#### INPUT MATERIAL ####
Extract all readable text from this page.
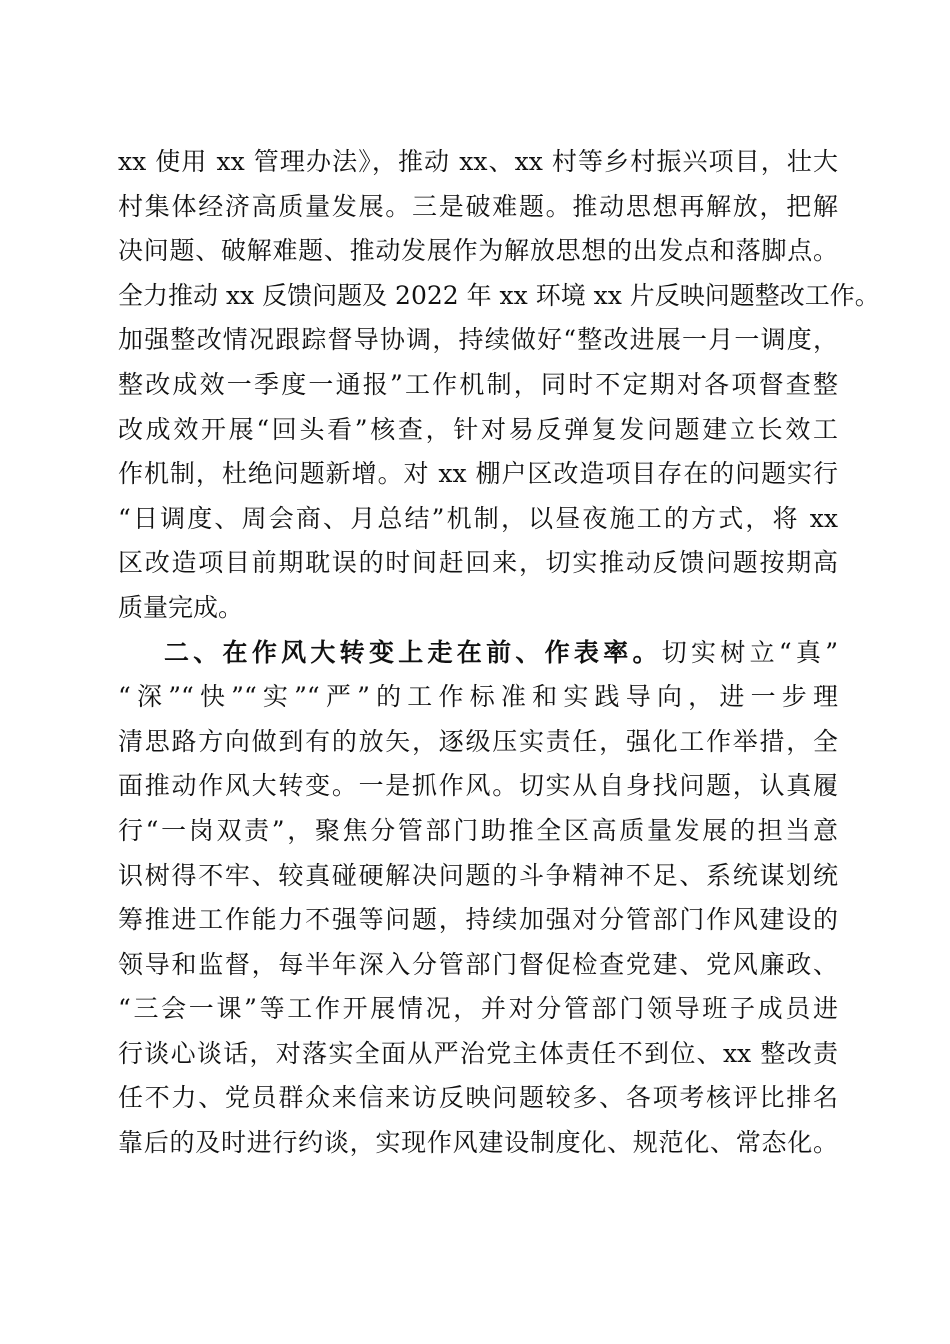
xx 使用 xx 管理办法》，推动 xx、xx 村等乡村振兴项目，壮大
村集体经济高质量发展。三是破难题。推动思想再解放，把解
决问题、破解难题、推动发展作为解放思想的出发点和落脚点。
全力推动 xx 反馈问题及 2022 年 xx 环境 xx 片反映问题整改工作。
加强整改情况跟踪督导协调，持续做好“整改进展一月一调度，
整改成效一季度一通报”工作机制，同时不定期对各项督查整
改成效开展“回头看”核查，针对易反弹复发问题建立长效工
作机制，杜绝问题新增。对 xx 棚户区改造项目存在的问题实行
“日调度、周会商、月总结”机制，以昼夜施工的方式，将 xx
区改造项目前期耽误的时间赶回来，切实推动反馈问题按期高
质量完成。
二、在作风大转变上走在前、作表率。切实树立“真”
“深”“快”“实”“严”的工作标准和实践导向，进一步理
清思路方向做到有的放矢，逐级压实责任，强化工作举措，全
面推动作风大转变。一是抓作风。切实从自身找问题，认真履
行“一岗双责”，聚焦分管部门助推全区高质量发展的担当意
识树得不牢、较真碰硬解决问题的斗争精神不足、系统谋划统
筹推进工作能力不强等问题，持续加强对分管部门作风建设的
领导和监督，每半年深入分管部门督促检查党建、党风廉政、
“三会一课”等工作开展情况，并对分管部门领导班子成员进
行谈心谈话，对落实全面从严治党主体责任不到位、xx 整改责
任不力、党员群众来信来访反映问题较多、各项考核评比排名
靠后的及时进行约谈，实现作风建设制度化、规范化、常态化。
####
#### INPUT MATERIAL ####
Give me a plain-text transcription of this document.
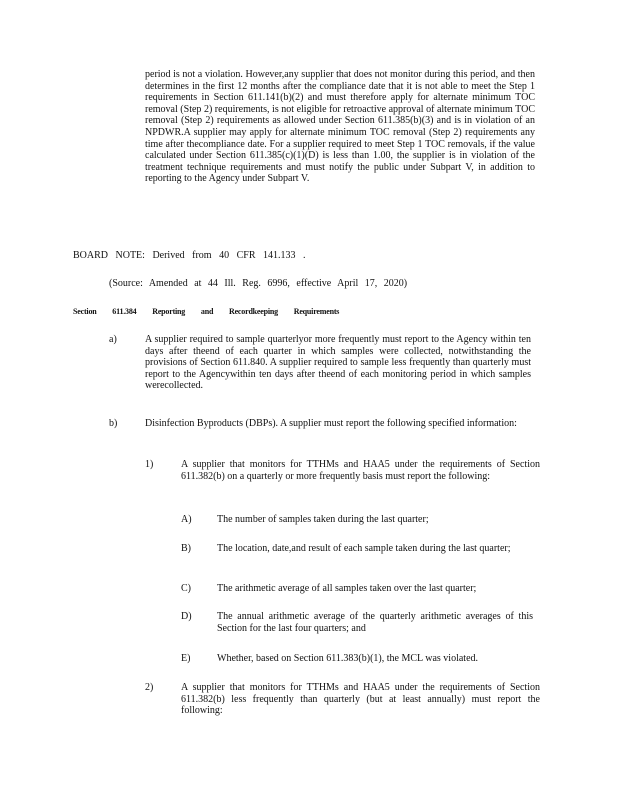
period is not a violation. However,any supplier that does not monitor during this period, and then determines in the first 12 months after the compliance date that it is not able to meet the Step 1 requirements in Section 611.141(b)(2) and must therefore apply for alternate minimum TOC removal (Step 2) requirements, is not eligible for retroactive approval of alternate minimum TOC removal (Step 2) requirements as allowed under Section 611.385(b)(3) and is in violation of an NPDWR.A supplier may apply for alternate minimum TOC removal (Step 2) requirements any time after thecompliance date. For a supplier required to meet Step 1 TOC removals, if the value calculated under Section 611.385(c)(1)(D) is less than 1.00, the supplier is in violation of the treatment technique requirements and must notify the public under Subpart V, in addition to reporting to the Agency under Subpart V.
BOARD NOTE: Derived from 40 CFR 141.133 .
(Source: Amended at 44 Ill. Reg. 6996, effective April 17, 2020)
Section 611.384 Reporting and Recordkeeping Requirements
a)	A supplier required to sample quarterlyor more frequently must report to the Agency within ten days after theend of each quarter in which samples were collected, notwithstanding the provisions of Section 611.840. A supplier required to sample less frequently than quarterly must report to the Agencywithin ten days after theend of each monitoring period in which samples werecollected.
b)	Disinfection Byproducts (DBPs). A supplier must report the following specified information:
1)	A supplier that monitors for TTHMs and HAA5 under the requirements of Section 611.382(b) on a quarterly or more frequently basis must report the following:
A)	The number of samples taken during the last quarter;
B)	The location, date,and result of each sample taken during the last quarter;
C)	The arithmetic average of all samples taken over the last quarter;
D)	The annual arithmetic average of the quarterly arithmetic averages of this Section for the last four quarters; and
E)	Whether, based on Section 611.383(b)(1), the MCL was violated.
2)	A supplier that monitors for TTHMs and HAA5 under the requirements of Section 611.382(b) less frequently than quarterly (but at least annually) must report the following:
####
• TASK BRIEF
Identify each line in the records above that contains the word "quarterly", and copy it out in full.

• SOLUTION TO THE EXERCISE
a)	A supplier required to sample quarterlyor more frequently must report to the Agency within ten days after theend of each quarter in which samples were collected, notwithstanding the provisions of Section 611.840. A supplier required to sample less frequently than quarterly must report to the Agencywithin ten days after theend of each monitoring period in which samples werecollected.
1)	A supplier that monitors for TTHMs and HAA5 under the requirements of Section 611.382(b) on a quarterly or more frequently basis must report the following:
D)	The annual arithmetic average of the quarterly arithmetic averages of this Section for the last four quarters; and
2)	A supplier that monitors for TTHMs and HAA5 under the requirements of Section 611.382(b) less frequently than quarterly (but at least annually) must report the following:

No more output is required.